- WHAT IS BEING ASKED
Using the data below, return every line that holds the word "July".

#### MATERIAL FOR THIS EXERCISE

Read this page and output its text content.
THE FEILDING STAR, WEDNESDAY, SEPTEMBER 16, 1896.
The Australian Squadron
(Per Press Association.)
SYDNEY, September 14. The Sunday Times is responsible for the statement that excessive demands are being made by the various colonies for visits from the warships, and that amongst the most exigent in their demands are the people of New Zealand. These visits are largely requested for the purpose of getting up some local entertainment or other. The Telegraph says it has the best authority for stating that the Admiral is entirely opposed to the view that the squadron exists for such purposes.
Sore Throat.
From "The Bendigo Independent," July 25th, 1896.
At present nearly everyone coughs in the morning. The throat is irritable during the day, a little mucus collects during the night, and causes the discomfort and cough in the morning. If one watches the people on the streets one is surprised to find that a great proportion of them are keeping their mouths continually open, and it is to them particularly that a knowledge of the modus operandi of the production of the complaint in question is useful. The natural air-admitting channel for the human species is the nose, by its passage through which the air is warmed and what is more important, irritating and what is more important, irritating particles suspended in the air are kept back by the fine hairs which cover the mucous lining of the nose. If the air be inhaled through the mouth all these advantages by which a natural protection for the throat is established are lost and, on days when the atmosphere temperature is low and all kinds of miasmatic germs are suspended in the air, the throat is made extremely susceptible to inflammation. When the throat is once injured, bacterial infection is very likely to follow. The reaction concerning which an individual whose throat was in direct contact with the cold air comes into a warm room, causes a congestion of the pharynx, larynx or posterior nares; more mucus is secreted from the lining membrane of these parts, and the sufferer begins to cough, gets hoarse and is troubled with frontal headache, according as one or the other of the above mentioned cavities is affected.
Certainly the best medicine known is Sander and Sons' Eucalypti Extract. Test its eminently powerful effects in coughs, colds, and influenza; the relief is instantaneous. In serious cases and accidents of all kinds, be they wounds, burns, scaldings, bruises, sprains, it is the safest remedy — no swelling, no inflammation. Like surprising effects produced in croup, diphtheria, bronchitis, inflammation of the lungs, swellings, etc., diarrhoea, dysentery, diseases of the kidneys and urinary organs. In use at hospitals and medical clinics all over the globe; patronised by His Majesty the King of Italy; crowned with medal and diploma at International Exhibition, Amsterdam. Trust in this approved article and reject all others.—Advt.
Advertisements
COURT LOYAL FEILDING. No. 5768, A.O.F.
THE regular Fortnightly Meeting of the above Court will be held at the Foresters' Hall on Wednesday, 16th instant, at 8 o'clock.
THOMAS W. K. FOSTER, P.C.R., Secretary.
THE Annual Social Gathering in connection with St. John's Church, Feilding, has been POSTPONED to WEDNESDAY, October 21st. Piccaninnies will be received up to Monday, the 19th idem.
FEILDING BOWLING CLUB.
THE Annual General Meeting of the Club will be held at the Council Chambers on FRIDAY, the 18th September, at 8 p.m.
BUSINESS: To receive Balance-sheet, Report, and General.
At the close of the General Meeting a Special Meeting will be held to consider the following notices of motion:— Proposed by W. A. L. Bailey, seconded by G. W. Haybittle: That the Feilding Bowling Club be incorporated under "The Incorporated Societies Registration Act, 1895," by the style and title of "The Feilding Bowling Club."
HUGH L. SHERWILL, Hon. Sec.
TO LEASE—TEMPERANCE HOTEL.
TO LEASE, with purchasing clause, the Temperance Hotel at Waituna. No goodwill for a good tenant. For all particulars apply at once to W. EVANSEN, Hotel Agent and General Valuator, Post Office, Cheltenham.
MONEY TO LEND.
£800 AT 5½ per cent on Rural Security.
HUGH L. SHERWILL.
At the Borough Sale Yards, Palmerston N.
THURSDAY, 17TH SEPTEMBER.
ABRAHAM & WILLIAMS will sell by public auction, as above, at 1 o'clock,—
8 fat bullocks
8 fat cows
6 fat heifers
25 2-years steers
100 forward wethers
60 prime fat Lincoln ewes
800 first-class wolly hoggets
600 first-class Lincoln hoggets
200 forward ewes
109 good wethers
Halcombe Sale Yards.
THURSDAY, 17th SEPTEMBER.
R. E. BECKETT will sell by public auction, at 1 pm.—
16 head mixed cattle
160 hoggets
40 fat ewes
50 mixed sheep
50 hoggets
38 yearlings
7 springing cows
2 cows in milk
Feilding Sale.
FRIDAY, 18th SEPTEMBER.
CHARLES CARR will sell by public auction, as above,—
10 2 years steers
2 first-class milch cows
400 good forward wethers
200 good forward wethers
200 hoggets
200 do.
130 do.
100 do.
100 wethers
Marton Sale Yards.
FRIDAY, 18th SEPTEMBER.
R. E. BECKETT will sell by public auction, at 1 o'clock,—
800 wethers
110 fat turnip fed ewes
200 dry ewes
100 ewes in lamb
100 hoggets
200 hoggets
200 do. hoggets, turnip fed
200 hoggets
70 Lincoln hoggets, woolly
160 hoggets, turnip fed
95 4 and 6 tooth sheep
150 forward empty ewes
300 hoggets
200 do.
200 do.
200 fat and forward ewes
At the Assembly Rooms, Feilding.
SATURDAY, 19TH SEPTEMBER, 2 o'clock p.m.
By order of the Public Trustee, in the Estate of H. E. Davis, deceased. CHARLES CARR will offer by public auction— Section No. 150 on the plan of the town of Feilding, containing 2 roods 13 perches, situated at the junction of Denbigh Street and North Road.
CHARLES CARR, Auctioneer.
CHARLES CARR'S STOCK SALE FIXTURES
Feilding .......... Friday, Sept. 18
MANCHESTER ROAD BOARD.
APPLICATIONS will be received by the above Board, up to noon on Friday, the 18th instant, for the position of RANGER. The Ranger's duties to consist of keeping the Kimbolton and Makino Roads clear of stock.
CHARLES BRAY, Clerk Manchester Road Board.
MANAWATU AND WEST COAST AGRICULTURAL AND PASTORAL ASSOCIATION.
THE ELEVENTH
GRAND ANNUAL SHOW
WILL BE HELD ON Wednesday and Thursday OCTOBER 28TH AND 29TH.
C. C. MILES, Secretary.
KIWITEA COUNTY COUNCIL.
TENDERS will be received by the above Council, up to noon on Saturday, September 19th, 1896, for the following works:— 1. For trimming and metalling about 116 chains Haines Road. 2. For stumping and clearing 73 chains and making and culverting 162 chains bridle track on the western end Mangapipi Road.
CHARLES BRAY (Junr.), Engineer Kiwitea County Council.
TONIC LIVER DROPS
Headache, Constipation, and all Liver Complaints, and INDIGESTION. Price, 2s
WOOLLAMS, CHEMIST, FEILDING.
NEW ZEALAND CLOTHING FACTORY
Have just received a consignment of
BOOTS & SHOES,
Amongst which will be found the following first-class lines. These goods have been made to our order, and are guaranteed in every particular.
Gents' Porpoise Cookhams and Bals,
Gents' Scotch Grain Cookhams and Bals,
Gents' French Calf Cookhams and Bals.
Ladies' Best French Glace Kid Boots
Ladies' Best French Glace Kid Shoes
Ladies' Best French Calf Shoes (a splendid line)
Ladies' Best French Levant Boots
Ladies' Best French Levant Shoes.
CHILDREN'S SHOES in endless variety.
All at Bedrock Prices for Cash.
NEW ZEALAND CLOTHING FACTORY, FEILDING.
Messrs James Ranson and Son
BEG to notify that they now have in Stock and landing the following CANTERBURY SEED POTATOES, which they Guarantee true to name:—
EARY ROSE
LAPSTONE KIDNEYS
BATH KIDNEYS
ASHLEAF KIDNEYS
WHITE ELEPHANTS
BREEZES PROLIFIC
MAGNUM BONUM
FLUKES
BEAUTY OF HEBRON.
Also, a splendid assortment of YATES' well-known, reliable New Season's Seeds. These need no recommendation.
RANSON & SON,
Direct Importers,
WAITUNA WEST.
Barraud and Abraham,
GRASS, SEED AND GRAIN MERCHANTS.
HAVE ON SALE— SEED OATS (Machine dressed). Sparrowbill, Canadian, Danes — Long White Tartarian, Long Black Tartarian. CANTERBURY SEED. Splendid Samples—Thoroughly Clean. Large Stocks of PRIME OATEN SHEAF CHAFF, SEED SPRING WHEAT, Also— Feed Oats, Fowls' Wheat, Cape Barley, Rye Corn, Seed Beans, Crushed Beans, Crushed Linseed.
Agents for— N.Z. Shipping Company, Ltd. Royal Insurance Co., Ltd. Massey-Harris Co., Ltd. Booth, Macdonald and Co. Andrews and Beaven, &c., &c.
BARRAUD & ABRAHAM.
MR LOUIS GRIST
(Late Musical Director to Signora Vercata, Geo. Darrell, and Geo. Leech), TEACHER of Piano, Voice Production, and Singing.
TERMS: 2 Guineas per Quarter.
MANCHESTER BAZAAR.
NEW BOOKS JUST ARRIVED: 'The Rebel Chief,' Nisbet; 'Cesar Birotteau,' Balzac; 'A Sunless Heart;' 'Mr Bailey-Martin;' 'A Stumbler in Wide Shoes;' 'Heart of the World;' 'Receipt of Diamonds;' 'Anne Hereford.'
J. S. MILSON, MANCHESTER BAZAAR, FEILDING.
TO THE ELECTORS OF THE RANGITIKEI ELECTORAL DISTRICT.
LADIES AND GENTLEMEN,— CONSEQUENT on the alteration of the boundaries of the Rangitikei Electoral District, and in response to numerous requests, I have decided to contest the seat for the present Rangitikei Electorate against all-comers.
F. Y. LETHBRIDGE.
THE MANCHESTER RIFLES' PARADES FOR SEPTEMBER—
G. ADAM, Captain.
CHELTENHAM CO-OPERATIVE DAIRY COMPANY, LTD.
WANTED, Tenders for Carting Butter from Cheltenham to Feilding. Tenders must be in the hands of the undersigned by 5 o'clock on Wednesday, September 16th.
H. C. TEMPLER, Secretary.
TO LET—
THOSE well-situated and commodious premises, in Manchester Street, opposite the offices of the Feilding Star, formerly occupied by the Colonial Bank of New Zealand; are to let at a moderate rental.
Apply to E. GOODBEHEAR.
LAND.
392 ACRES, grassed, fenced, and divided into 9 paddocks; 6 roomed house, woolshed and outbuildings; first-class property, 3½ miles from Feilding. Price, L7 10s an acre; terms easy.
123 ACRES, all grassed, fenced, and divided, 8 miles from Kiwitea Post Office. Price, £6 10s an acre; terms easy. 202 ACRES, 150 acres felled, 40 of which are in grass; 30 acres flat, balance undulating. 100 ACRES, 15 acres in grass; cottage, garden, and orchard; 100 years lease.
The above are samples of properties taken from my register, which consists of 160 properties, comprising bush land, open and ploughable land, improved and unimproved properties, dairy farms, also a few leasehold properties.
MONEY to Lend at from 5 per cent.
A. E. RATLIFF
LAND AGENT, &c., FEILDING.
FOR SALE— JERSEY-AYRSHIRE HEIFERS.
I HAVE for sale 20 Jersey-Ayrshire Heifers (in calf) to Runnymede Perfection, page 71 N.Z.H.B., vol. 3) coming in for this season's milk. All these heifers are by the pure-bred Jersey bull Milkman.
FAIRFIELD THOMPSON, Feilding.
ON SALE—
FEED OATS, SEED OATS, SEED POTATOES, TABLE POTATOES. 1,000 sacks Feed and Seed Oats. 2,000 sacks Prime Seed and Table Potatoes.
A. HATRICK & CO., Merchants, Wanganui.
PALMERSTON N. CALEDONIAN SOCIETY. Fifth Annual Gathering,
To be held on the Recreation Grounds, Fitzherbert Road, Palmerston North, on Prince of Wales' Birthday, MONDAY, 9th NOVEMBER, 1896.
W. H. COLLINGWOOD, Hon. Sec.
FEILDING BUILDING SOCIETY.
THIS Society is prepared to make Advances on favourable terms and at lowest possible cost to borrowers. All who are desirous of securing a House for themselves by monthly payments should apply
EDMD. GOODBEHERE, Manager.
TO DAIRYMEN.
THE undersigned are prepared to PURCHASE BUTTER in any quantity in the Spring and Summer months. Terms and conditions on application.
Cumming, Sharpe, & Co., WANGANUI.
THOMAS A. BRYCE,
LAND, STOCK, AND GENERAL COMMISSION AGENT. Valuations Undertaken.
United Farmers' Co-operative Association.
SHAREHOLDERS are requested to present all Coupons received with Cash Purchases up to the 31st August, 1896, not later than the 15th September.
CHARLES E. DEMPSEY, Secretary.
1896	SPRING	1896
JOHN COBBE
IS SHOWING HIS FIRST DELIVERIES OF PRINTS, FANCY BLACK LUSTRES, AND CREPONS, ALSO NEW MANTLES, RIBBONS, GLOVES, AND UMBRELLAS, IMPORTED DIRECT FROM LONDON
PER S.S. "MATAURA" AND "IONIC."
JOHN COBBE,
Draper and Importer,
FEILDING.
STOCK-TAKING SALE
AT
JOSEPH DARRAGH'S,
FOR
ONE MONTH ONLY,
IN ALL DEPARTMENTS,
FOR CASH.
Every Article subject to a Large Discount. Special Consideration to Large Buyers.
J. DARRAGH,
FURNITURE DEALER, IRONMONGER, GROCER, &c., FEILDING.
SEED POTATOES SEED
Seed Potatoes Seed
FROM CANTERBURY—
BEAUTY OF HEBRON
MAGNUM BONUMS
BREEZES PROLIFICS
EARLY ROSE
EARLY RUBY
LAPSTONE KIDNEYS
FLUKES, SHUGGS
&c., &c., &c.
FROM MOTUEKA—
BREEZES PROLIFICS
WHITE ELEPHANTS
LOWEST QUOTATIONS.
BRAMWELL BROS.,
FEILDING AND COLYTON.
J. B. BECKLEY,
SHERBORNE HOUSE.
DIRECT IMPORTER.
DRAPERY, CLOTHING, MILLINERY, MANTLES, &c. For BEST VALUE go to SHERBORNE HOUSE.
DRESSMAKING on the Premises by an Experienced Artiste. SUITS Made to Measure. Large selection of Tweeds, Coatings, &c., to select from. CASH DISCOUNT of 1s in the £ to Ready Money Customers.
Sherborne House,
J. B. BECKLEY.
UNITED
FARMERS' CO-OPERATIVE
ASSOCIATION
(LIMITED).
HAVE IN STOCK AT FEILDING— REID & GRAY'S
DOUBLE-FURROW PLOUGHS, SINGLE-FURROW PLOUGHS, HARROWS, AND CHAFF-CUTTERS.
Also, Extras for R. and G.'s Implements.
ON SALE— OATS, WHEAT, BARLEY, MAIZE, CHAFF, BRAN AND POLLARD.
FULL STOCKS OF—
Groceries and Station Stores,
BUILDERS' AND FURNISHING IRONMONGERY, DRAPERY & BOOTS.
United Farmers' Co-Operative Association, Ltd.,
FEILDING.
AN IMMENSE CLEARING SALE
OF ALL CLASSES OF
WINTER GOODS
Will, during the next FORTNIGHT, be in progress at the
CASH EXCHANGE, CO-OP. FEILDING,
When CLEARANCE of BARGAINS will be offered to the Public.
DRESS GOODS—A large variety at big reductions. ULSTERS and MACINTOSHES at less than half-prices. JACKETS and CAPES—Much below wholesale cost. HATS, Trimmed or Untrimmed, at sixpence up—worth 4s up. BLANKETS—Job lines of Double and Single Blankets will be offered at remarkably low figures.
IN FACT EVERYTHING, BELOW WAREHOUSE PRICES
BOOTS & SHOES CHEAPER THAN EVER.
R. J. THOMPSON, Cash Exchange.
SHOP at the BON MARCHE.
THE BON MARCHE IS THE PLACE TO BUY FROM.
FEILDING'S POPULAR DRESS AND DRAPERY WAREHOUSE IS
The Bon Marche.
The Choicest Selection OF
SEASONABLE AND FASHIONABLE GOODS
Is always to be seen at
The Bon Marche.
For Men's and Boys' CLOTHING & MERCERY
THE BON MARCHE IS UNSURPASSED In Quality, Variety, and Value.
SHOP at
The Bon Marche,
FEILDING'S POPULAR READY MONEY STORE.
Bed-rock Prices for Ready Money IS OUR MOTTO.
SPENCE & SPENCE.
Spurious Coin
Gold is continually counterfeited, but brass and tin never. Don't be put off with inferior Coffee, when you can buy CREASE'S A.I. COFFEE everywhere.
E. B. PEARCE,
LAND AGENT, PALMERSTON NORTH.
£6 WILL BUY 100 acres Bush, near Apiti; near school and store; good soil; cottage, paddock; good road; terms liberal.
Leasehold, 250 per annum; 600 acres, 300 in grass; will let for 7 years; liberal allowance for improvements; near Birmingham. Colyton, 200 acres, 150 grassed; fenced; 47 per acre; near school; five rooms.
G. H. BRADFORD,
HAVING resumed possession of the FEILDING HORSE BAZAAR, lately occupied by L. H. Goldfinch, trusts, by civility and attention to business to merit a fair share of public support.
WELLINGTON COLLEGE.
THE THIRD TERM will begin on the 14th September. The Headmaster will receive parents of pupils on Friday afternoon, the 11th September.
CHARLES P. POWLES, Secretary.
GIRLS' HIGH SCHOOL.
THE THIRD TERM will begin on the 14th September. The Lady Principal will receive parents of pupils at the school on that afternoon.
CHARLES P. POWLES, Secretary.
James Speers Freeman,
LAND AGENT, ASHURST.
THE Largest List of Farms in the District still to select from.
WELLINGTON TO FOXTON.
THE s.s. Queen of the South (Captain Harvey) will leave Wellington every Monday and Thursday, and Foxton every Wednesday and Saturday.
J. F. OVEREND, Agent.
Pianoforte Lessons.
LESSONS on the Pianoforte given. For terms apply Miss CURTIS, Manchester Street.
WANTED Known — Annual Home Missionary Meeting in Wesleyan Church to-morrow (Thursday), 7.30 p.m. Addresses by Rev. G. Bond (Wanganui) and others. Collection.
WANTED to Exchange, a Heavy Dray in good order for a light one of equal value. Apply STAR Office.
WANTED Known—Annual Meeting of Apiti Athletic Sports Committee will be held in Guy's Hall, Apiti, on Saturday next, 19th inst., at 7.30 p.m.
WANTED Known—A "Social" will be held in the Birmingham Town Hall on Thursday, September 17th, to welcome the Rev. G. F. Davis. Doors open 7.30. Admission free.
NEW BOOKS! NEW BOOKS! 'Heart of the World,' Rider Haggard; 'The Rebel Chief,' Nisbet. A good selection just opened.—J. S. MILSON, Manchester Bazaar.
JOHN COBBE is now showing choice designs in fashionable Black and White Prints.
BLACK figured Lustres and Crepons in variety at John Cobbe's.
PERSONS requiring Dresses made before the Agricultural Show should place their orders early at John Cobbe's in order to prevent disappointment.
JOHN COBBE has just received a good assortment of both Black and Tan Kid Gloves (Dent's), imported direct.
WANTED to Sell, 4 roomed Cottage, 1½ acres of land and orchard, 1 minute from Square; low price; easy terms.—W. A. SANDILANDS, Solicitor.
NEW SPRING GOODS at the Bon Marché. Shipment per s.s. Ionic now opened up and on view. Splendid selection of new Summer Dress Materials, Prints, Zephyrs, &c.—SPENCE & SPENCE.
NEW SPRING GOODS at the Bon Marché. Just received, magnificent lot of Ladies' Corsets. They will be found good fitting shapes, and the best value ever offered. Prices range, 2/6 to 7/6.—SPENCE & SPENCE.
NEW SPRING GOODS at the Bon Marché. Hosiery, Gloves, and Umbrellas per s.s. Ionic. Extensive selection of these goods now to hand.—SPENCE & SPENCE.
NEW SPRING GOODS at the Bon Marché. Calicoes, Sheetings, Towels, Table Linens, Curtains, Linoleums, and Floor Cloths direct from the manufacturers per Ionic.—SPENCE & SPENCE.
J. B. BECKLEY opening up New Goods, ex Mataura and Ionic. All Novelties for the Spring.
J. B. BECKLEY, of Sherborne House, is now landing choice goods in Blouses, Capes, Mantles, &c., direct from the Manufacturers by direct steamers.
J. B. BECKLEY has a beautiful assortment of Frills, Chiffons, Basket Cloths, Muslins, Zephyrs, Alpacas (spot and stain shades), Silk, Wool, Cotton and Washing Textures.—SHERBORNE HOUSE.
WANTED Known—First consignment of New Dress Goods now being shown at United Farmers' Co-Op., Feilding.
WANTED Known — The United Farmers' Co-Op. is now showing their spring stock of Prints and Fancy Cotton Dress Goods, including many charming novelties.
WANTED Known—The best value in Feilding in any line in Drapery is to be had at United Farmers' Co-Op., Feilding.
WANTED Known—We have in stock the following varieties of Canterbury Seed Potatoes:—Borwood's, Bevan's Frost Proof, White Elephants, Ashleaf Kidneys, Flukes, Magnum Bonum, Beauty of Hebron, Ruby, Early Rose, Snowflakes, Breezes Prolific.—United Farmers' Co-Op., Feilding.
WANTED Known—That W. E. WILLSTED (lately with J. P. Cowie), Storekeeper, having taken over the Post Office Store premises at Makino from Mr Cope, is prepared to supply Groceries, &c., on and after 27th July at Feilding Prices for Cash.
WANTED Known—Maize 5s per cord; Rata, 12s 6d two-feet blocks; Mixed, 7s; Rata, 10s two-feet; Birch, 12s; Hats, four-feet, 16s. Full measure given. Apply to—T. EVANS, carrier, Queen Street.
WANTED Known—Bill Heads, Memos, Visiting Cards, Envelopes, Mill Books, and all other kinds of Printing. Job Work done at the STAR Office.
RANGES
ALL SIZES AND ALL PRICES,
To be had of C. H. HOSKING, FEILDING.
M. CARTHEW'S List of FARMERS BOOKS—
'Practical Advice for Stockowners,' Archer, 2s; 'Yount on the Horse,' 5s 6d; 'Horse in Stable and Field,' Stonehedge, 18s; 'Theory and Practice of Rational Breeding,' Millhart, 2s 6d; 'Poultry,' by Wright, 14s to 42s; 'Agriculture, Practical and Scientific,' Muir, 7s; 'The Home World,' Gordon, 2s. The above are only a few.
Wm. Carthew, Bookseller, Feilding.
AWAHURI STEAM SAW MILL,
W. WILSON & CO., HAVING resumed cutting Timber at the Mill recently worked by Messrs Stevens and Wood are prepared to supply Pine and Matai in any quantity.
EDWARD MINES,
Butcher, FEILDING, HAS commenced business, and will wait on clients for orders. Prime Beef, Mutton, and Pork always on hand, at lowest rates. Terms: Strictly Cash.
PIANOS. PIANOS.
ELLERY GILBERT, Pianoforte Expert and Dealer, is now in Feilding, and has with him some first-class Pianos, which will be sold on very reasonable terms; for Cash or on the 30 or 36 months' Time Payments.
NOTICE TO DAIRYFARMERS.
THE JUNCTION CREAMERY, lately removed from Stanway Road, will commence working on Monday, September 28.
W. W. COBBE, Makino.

########

- SOLUTION TO THIS EXERCISE
From "The Bendigo Independent," July 25th, 1896.
WANTED Known—That W. E. WILLSTED (lately with J. P. Cowie), Storekeeper, having taken over the Post Office Store premises at Makino from Mr Cope, is prepared to supply Groceries, &c., on and after 27th July at Feilding Prices for Cash.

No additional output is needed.